#### Dataset records on visual material:
--- begin ---
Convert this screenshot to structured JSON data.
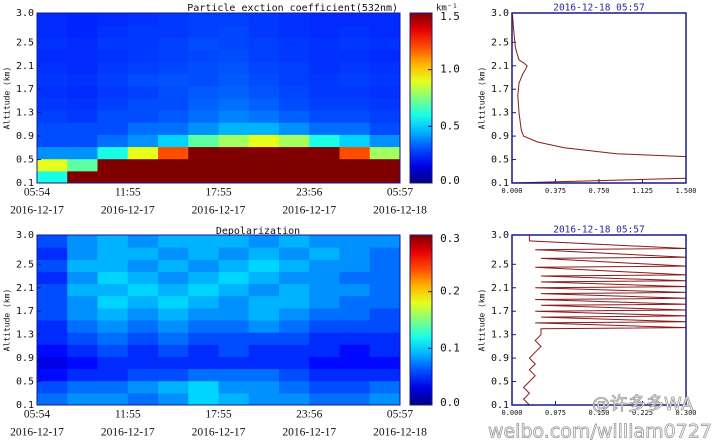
{
  "chart_data": [
    {
      "type": "heatmap",
      "title": "Particle exction coefficient(532nm)",
      "colorbar_label": "km⁻¹",
      "ylabel": "Altitude (km)",
      "categories": [
        "05:54",
        "11:55",
        "17:55",
        "23:56",
        "05:57"
      ],
      "dates": [
        "2016-12-17",
        "2016-12-17",
        "2016-12-17",
        "2016-12-17",
        "2016-12-18"
      ],
      "ylim": [
        0.1,
        3
      ],
      "yticks": [
        0.1,
        0.5,
        0.9,
        1.3,
        1.7,
        2.1,
        2.5,
        {
          "value": 3,
          "label": "3.0"
        }
      ],
      "clim": [
        0,
        1.5
      ],
      "cticks": [
        {
          "value": 0,
          "label": "0.0"
        },
        0.5,
        {
          "value": 1,
          "label": "1.0"
        },
        1.5
      ],
      "values": [
        [
          0.6,
          1.5,
          1.5,
          1.5,
          1.5,
          1.5,
          1.5,
          1.5,
          1.5,
          1.5,
          1.5,
          1.5
        ],
        [
          0.9,
          0.7,
          1.5,
          1.5,
          1.5,
          1.5,
          1.5,
          1.5,
          1.5,
          1.5,
          1.5,
          1.5
        ],
        [
          0.4,
          0.4,
          0.6,
          0.9,
          1.2,
          1.5,
          1.5,
          1.5,
          1.5,
          1.5,
          1.2,
          0.8
        ],
        [
          0.3,
          0.3,
          0.35,
          0.4,
          0.5,
          0.7,
          0.8,
          0.9,
          0.8,
          0.6,
          0.5,
          0.4
        ],
        [
          0.3,
          0.3,
          0.3,
          0.35,
          0.35,
          0.4,
          0.45,
          0.45,
          0.4,
          0.35,
          0.35,
          0.3
        ],
        [
          0.28,
          0.27,
          0.3,
          0.3,
          0.32,
          0.35,
          0.38,
          0.36,
          0.33,
          0.3,
          0.3,
          0.28
        ],
        [
          0.27,
          0.26,
          0.28,
          0.3,
          0.3,
          0.33,
          0.35,
          0.33,
          0.3,
          0.28,
          0.28,
          0.27
        ],
        [
          0.26,
          0.25,
          0.27,
          0.28,
          0.3,
          0.32,
          0.33,
          0.31,
          0.29,
          0.27,
          0.27,
          0.26
        ],
        [
          0.27,
          0.26,
          0.28,
          0.3,
          0.31,
          0.3,
          0.32,
          0.3,
          0.28,
          0.27,
          0.28,
          0.27
        ],
        [
          0.26,
          0.25,
          0.27,
          0.28,
          0.29,
          0.3,
          0.31,
          0.29,
          0.28,
          0.26,
          0.27,
          0.26
        ],
        [
          0.25,
          0.25,
          0.26,
          0.27,
          0.28,
          0.29,
          0.3,
          0.28,
          0.27,
          0.26,
          0.26,
          0.25
        ],
        [
          0.26,
          0.25,
          0.27,
          0.27,
          0.28,
          0.3,
          0.29,
          0.28,
          0.27,
          0.26,
          0.27,
          0.26
        ],
        [
          0.25,
          0.24,
          0.26,
          0.27,
          0.27,
          0.28,
          0.29,
          0.27,
          0.26,
          0.25,
          0.26,
          0.25
        ],
        [
          0.25,
          0.24,
          0.25,
          0.26,
          0.27,
          0.28,
          0.28,
          0.27,
          0.26,
          0.25,
          0.25,
          0.25
        ]
      ]
    },
    {
      "type": "heatmap",
      "title": "Depolarization",
      "ylabel": "Altitude (km)",
      "categories": [
        "05:54",
        "11:55",
        "17:55",
        "23:56",
        "05:57"
      ],
      "dates": [
        "2016-12-17",
        "2016-12-17",
        "2016-12-17",
        "2016-12-17",
        "2016-12-18"
      ],
      "ylim": [
        0.1,
        3
      ],
      "yticks": [
        0.1,
        0.5,
        0.9,
        1.3,
        1.7,
        2.1,
        2.5,
        {
          "value": 3,
          "label": "3.0"
        }
      ],
      "clim": [
        0,
        0.3
      ],
      "cticks": [
        {
          "value": 0,
          "label": "0.0"
        },
        0.1,
        0.2,
        0.3
      ],
      "values": [
        [
          0.07,
          0.08,
          0.08,
          0.07,
          0.08,
          0.1,
          0.09,
          0.08,
          0.08,
          0.07,
          0.07,
          0.08
        ],
        [
          0.06,
          0.07,
          0.07,
          0.08,
          0.09,
          0.1,
          0.08,
          0.08,
          0.07,
          0.06,
          0.06,
          0.07
        ],
        [
          0.04,
          0.05,
          0.05,
          0.06,
          0.06,
          0.07,
          0.07,
          0.07,
          0.06,
          0.05,
          0.05,
          0.05
        ],
        [
          0.03,
          0.04,
          0.05,
          0.05,
          0.05,
          0.05,
          0.05,
          0.05,
          0.05,
          0.04,
          0.04,
          0.04
        ],
        [
          0.04,
          0.05,
          0.06,
          0.05,
          0.06,
          0.05,
          0.06,
          0.05,
          0.05,
          0.05,
          0.04,
          0.05
        ],
        [
          0.05,
          0.06,
          0.07,
          0.06,
          0.07,
          0.06,
          0.06,
          0.06,
          0.06,
          0.05,
          0.05,
          0.05
        ],
        [
          0.05,
          0.07,
          0.08,
          0.07,
          0.08,
          0.07,
          0.07,
          0.08,
          0.07,
          0.06,
          0.06,
          0.06
        ],
        [
          0.06,
          0.08,
          0.09,
          0.08,
          0.09,
          0.08,
          0.08,
          0.09,
          0.08,
          0.07,
          0.07,
          0.06
        ],
        [
          0.06,
          0.08,
          0.1,
          0.09,
          0.1,
          0.09,
          0.08,
          0.09,
          0.09,
          0.08,
          0.07,
          0.07
        ],
        [
          0.06,
          0.09,
          0.09,
          0.1,
          0.09,
          0.1,
          0.09,
          0.08,
          0.09,
          0.08,
          0.08,
          0.07
        ],
        [
          0.05,
          0.08,
          0.1,
          0.09,
          0.08,
          0.09,
          0.1,
          0.09,
          0.08,
          0.08,
          0.07,
          0.07
        ],
        [
          0.06,
          0.09,
          0.09,
          0.08,
          0.09,
          0.08,
          0.09,
          0.1,
          0.09,
          0.08,
          0.08,
          0.07
        ],
        [
          0.05,
          0.08,
          0.09,
          0.09,
          0.08,
          0.09,
          0.08,
          0.09,
          0.08,
          0.09,
          0.08,
          0.07
        ],
        [
          0.06,
          0.08,
          0.09,
          0.08,
          0.09,
          0.09,
          0.09,
          0.08,
          0.09,
          0.08,
          0.08,
          0.08
        ]
      ]
    },
    {
      "type": "profile",
      "title": "2016-12-18 05:57",
      "ylabel": "Altitude (km)",
      "color": "#8b1a1a",
      "xlim": [
        0,
        1.5
      ],
      "xticks": [
        {
          "value": 0,
          "label": "0.000"
        },
        0.375,
        {
          "value": 0.75,
          "label": "0.750"
        },
        1.125,
        {
          "value": 1.5,
          "label": "1.500"
        }
      ],
      "ylim": [
        0.1,
        3
      ],
      "yticks": [
        0.1,
        0.5,
        0.9,
        1.3,
        1.7,
        2.1,
        2.5,
        {
          "value": 3,
          "label": "3.0"
        }
      ],
      "altitude": [
        0.1,
        0.18,
        0.55,
        0.6,
        0.7,
        0.8,
        0.9,
        1.0,
        1.3,
        1.6,
        1.8,
        1.95,
        2.05,
        2.1,
        2.15,
        2.2,
        2.4,
        2.6,
        2.8,
        2.95,
        3.0
      ],
      "values": [
        0,
        1.5,
        1.5,
        0.9,
        0.45,
        0.22,
        0.1,
        0.08,
        0.06,
        0.05,
        0.06,
        0.09,
        0.12,
        0.13,
        0.1,
        0.06,
        0.03,
        0.02,
        0.01,
        0.005,
        0
      ]
    },
    {
      "type": "profile",
      "title": "2016-12-18 05:57",
      "ylabel": "Altitude (km)",
      "color": "#8b1a1a",
      "xlim": [
        0,
        0.3
      ],
      "xticks": [
        {
          "value": 0,
          "label": "0.000"
        },
        0.075,
        {
          "value": 0.15,
          "label": "0.150"
        },
        0.225,
        {
          "value": 0.3,
          "label": "0.300"
        }
      ],
      "ylim": [
        0.1,
        3
      ],
      "yticks": [
        0.1,
        0.5,
        0.9,
        1.3,
        1.7,
        2.1,
        2.5,
        {
          "value": 3,
          "label": "3.0"
        }
      ],
      "altitude": [
        0.1,
        0.2,
        0.3,
        0.4,
        0.5,
        0.6,
        0.7,
        0.8,
        0.9,
        1.0,
        1.1,
        1.2,
        1.3,
        1.4,
        1.42,
        1.5,
        1.52,
        1.6,
        1.62,
        1.7,
        1.72,
        1.8,
        1.82,
        1.9,
        1.92,
        2.0,
        2.02,
        2.1,
        2.12,
        2.2,
        2.22,
        2.3,
        2.32,
        2.45,
        2.47,
        2.6,
        2.62,
        2.75,
        2.77,
        2.9,
        3.0
      ],
      "values": [
        0.03,
        0.02,
        0.03,
        0.02,
        0.03,
        0.04,
        0.03,
        0.04,
        0.03,
        0.04,
        0.05,
        0.04,
        0.05,
        0.05,
        0.3,
        0.04,
        0.3,
        0.05,
        0.3,
        0.04,
        0.3,
        0.05,
        0.3,
        0.04,
        0.3,
        0.05,
        0.3,
        0.04,
        0.3,
        0.05,
        0.3,
        0.05,
        0.3,
        0.04,
        0.3,
        0.05,
        0.3,
        0.04,
        0.3,
        0.03,
        0.03
      ]
    }
  ],
  "watermark": {
    "handle": "@许多多WA",
    "url": "weibo.com/william0727"
  }
}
--- end ---
#### Task statement:
Pull out every line above that holds the word "title".

#### Exercise output:
      "title": "Particle exction coefficient(532nm)",
      "title": "Depolarization",
      "title": "2016-12-18 05:57",
      "title": "2016-12-18 05:57",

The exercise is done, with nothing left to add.